>> Begin SUPPLIED RECORDS

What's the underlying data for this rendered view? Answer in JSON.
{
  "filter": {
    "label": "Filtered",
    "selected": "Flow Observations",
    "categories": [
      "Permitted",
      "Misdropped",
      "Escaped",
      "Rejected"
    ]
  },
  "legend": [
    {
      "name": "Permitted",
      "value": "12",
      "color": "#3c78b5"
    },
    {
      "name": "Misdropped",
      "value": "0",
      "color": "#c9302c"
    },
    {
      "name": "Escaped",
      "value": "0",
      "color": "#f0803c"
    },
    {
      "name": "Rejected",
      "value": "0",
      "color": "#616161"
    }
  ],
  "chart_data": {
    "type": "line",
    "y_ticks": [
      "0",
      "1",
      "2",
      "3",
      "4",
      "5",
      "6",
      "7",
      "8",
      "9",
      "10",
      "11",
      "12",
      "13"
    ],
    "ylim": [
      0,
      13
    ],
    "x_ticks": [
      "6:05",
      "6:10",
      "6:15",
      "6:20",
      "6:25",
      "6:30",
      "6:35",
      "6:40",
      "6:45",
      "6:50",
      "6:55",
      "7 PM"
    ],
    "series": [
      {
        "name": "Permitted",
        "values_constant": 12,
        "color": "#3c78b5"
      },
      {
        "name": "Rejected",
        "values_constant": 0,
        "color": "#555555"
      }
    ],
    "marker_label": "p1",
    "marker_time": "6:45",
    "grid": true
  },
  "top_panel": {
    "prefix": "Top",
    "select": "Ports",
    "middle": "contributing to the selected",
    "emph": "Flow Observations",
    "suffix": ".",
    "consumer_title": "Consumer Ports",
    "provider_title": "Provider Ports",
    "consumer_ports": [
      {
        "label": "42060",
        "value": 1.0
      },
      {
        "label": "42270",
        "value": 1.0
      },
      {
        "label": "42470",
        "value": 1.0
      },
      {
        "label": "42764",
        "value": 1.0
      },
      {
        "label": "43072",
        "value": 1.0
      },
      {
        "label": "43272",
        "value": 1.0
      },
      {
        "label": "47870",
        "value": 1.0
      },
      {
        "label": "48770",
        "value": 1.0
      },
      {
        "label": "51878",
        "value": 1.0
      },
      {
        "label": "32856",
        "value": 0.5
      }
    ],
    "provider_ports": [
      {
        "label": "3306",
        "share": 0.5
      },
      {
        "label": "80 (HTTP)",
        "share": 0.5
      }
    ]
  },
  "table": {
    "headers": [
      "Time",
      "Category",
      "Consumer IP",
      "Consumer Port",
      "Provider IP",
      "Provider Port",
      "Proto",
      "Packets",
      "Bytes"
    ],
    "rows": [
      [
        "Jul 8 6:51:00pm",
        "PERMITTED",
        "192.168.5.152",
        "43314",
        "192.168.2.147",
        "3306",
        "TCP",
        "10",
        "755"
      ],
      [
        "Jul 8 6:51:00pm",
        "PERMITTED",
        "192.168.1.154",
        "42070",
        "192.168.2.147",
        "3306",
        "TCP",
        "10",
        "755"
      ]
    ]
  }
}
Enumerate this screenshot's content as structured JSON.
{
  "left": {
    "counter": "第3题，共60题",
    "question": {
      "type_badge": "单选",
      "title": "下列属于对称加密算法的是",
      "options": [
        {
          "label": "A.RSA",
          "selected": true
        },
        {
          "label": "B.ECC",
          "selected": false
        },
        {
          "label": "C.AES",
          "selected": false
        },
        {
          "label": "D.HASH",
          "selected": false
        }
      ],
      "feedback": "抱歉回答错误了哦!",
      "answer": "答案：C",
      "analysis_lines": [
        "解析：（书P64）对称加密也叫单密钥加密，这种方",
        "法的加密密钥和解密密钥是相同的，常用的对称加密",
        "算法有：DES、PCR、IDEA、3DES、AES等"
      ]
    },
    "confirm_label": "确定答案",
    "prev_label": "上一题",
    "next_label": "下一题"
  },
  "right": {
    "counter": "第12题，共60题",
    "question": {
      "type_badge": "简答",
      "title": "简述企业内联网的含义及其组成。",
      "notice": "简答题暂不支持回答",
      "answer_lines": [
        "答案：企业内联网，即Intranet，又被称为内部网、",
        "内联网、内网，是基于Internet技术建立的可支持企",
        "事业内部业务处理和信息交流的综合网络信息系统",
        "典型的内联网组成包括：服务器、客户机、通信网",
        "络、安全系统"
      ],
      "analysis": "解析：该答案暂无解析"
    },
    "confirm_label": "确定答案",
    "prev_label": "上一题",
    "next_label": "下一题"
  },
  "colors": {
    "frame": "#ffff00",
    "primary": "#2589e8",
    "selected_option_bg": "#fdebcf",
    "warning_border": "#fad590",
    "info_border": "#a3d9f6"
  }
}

>> End SUPPLIED RECORDS

_DIRECTIONS FOR THIS TASK_
Find each line that has the word "JSON", then copy it out.

_RIGHT ANSWER_
What's the underlying data for this rendered view? Answer in JSON.
Enumerate this screenshot's content as structured JSON.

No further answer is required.